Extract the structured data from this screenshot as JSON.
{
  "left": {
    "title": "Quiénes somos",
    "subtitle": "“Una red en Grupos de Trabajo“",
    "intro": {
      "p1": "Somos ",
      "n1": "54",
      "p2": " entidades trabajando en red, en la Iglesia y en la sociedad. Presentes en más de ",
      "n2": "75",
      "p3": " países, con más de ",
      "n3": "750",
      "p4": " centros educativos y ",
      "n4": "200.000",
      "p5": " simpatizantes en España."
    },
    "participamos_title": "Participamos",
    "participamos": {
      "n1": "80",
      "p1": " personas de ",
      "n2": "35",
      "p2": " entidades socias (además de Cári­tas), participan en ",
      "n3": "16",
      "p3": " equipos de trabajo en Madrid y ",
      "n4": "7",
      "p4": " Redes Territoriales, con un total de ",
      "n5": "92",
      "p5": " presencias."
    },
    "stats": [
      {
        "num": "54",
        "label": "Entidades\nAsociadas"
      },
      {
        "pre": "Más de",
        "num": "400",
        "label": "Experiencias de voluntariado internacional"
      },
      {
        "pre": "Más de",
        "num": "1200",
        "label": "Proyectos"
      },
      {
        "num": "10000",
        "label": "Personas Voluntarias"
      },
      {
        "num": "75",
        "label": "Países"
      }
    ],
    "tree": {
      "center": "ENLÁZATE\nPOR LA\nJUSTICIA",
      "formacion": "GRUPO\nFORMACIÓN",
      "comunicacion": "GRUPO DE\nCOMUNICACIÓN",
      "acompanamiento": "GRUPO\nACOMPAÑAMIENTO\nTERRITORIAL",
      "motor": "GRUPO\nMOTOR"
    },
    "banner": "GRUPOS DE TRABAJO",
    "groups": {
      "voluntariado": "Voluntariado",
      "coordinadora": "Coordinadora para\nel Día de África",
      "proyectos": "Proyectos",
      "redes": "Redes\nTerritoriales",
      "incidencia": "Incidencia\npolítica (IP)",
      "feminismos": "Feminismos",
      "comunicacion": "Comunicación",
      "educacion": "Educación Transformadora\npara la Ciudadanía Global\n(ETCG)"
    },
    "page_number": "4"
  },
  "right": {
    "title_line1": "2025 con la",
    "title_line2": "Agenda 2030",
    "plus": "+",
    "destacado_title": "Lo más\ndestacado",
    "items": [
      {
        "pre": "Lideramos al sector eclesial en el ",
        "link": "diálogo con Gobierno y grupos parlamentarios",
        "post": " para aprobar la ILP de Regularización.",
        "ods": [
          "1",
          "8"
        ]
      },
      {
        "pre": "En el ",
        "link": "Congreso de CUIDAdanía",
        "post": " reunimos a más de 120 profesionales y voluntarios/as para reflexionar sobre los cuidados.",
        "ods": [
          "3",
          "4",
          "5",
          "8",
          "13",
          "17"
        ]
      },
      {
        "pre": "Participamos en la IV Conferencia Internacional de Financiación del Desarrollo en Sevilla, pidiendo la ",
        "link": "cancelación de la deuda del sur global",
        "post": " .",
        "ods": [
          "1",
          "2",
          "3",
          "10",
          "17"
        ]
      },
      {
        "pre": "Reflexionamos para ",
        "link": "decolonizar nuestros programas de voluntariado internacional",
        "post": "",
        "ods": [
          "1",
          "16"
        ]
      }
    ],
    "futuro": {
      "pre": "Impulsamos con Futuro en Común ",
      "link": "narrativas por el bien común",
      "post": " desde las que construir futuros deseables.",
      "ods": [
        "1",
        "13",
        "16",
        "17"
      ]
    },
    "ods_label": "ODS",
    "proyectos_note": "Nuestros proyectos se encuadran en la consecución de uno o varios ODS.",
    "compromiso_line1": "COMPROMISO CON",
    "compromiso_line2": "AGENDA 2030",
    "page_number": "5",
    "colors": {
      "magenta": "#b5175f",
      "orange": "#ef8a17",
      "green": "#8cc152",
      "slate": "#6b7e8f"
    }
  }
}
__________________________________________________
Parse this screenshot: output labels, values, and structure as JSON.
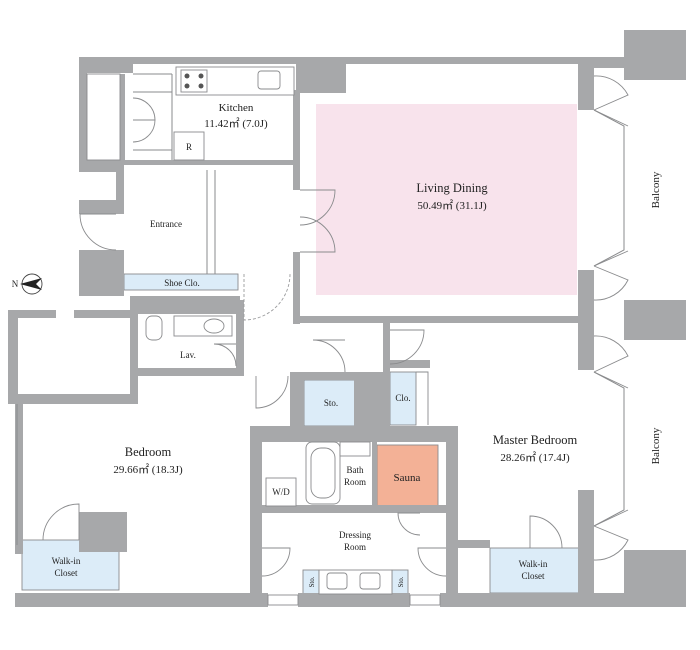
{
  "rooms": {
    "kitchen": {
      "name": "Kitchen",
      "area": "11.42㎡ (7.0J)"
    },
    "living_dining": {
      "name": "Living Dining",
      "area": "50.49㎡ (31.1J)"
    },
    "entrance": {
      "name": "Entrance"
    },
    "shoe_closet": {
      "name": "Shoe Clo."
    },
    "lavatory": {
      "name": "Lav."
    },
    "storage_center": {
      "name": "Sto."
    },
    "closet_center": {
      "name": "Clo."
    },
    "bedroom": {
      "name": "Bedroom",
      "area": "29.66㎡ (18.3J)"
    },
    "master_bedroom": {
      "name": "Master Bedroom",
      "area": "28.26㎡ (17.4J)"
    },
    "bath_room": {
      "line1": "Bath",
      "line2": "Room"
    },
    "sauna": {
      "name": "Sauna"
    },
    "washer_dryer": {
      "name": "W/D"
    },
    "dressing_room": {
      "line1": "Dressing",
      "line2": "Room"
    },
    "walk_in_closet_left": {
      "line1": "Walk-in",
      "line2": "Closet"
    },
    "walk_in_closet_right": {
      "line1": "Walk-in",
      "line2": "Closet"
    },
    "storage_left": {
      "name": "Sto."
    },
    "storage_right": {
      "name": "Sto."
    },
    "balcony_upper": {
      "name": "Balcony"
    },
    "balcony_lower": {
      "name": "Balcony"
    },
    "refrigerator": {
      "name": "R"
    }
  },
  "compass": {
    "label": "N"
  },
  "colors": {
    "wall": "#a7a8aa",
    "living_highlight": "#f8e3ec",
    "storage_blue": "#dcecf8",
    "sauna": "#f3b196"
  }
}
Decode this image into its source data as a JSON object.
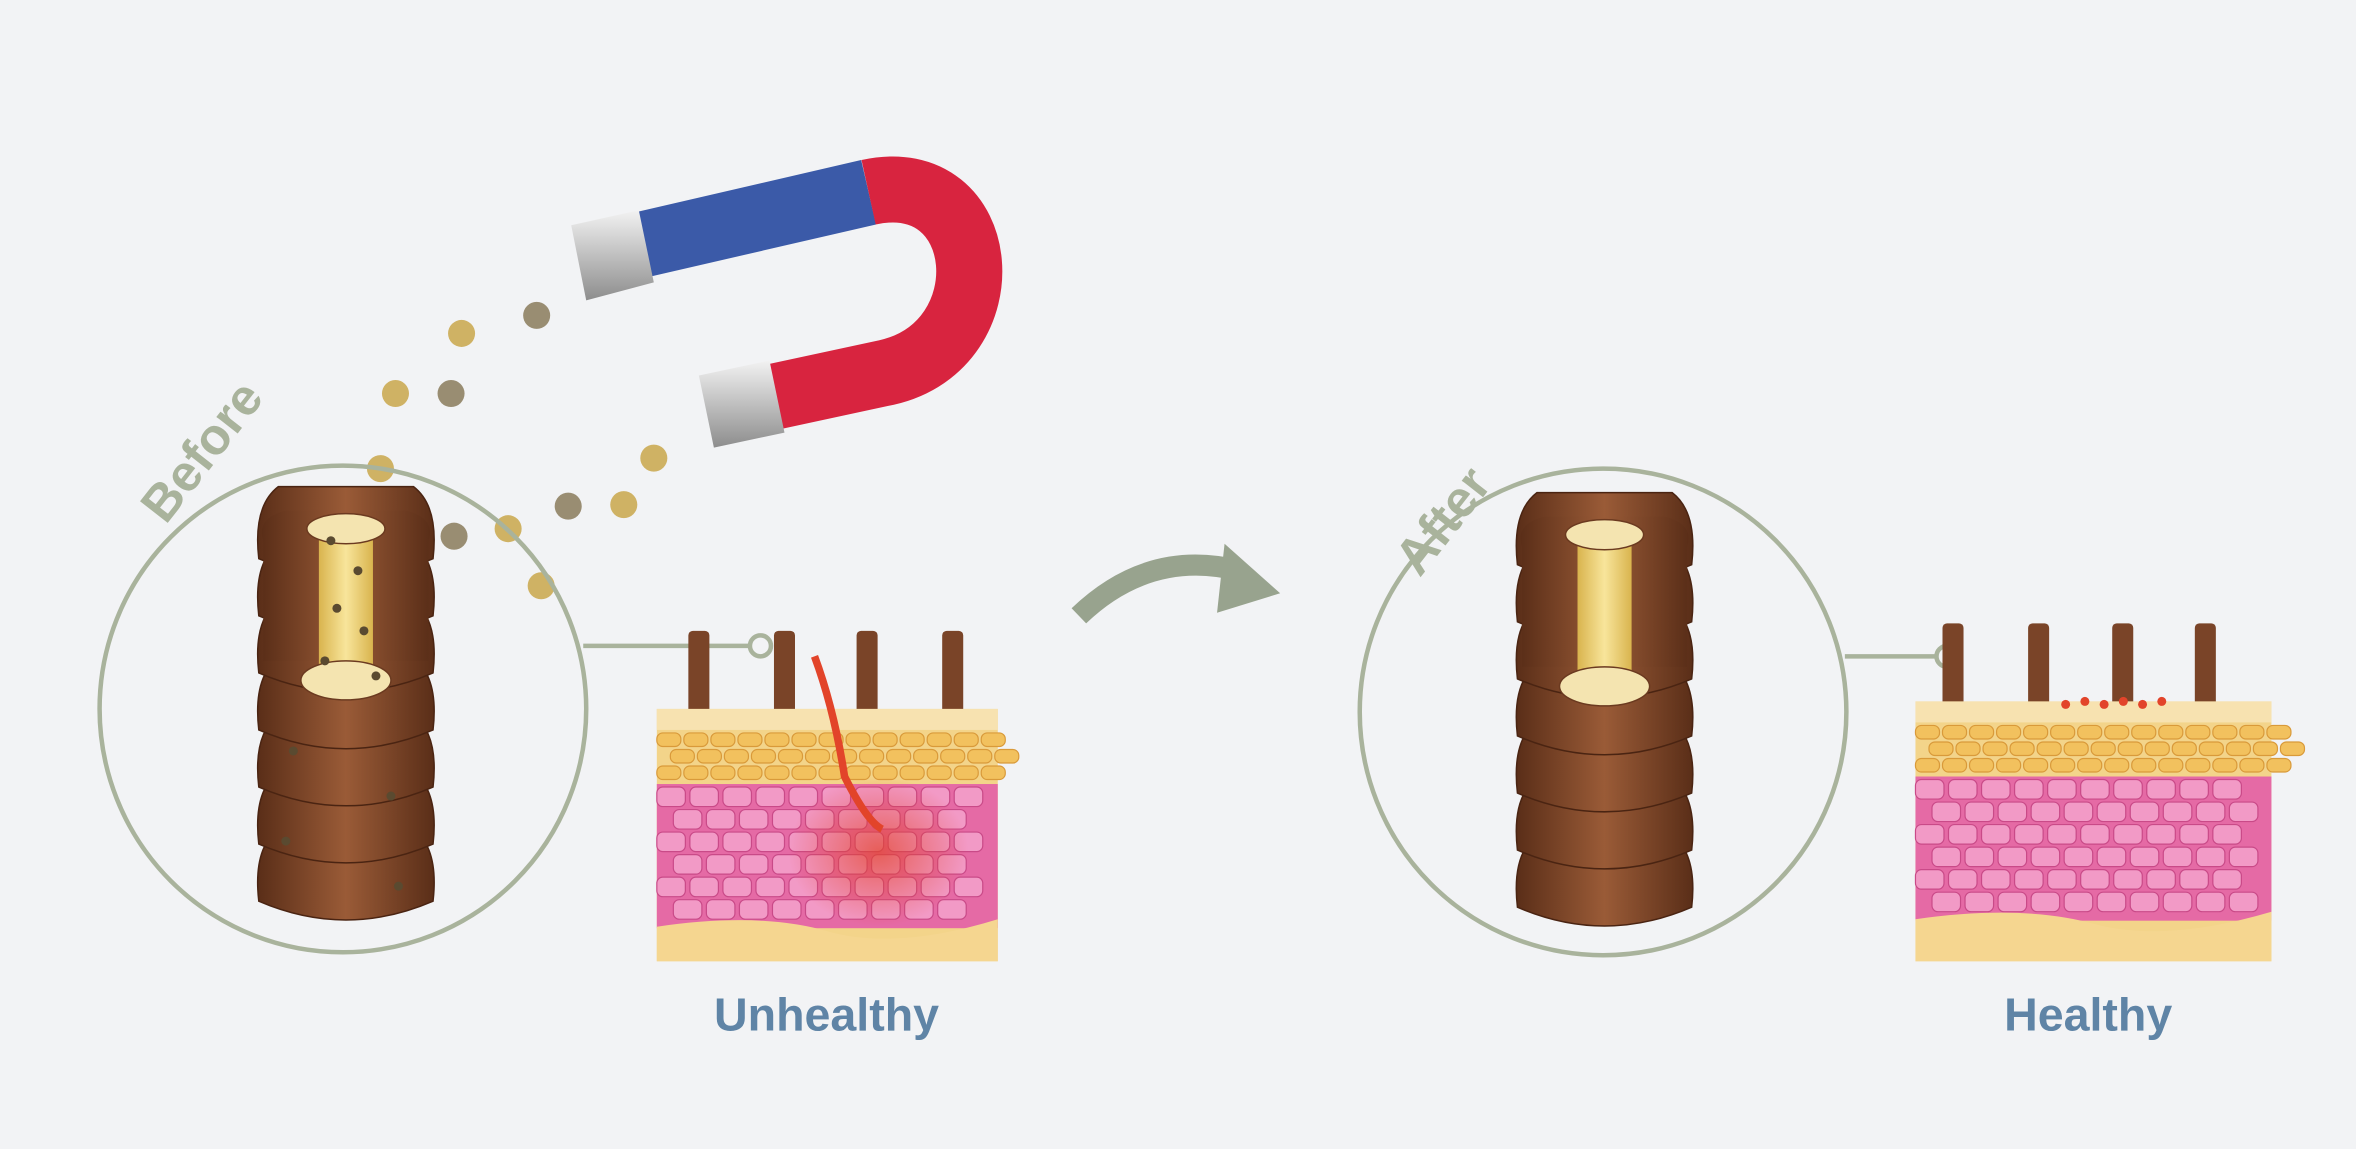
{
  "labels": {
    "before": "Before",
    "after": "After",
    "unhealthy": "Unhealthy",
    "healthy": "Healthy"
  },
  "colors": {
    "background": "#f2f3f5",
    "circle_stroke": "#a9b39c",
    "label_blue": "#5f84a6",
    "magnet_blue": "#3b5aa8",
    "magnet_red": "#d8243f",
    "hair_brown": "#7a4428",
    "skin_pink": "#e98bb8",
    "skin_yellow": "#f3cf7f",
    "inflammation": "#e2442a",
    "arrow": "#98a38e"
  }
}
__________________________________________________
- [AIM]:
Look through the entries above and count each line holding "voluntariado"; report the count alone.

- [RESPONSE TO THE EXERCISE]:
3